Return each line containing the string "data".

Exercise material:
—————

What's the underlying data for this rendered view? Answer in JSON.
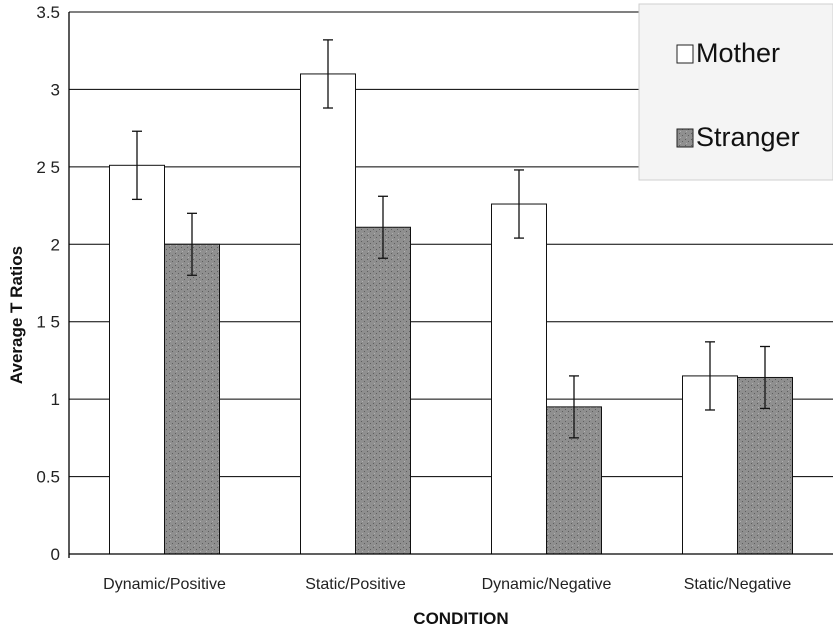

—————

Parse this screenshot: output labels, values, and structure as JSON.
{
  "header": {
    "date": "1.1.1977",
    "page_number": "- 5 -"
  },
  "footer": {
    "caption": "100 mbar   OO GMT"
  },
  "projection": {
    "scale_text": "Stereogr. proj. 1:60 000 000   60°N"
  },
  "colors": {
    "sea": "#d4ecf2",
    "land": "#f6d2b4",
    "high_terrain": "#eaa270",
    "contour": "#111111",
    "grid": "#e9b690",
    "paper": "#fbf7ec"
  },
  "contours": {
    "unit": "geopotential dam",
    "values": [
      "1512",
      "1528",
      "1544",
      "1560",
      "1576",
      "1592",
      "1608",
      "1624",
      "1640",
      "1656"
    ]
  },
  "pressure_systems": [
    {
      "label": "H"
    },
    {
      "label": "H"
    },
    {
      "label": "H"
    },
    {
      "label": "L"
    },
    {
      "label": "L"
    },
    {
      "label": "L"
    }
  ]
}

—————

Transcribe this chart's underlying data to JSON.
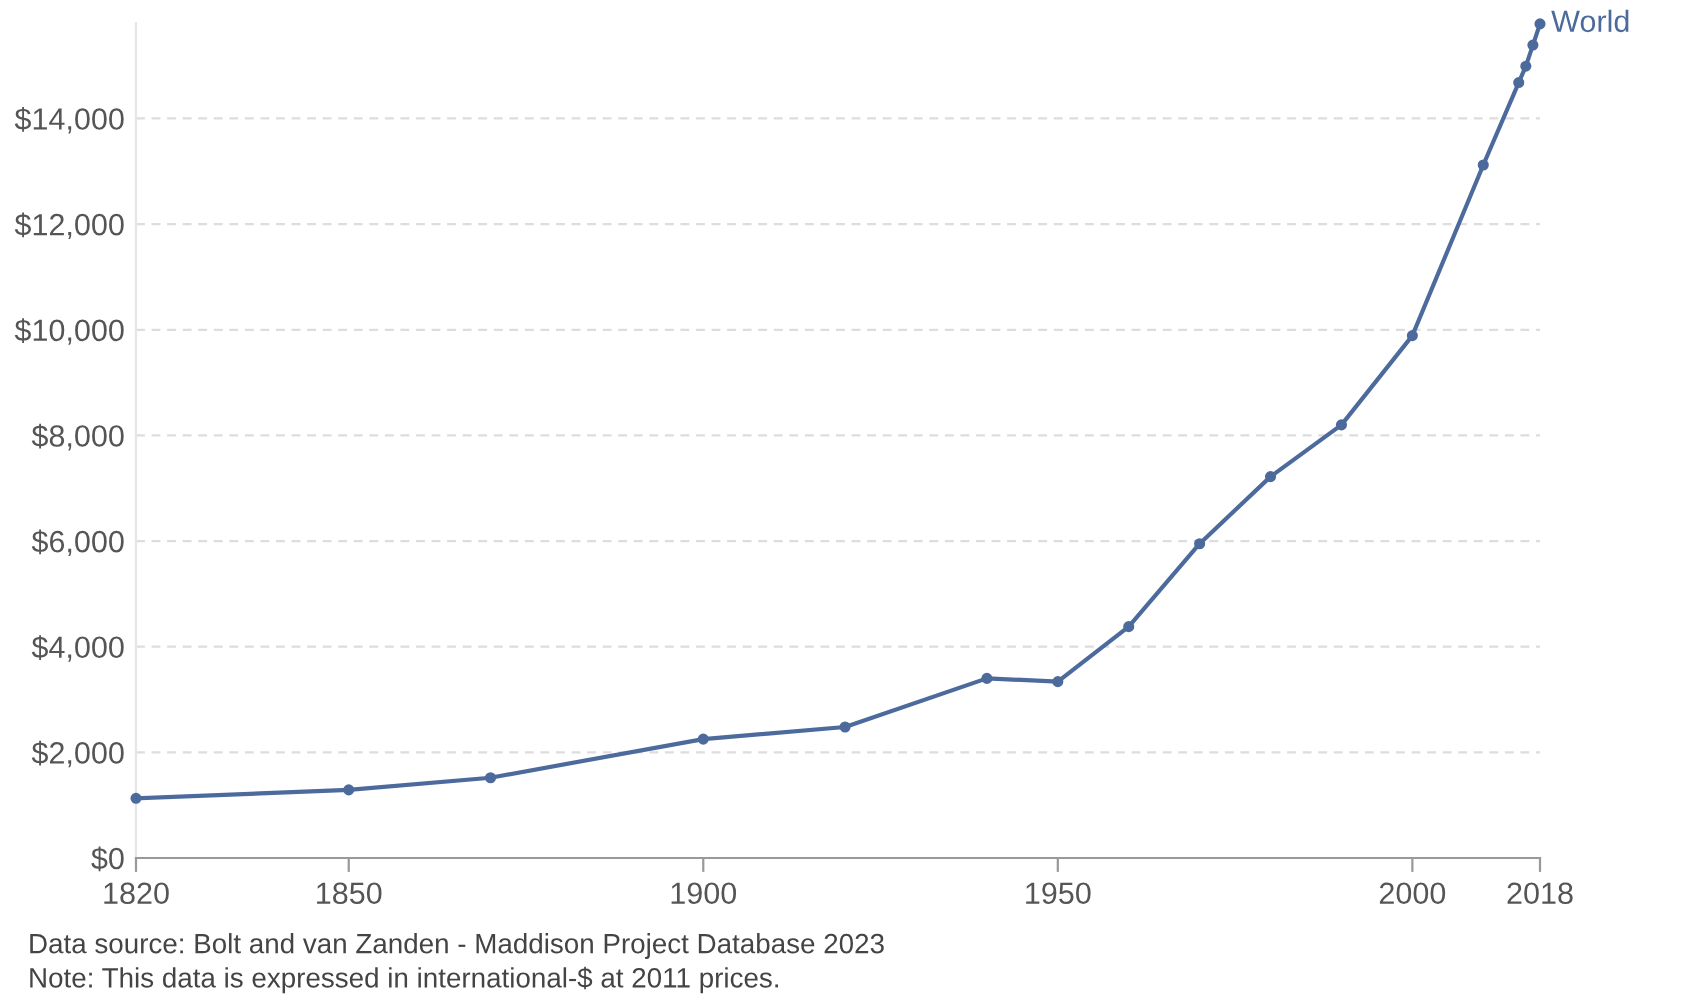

—————

Worked answer:
What's the underlying data for this rendered view? Answer in JSON.
Transcribe this chart's underlying data to JSON.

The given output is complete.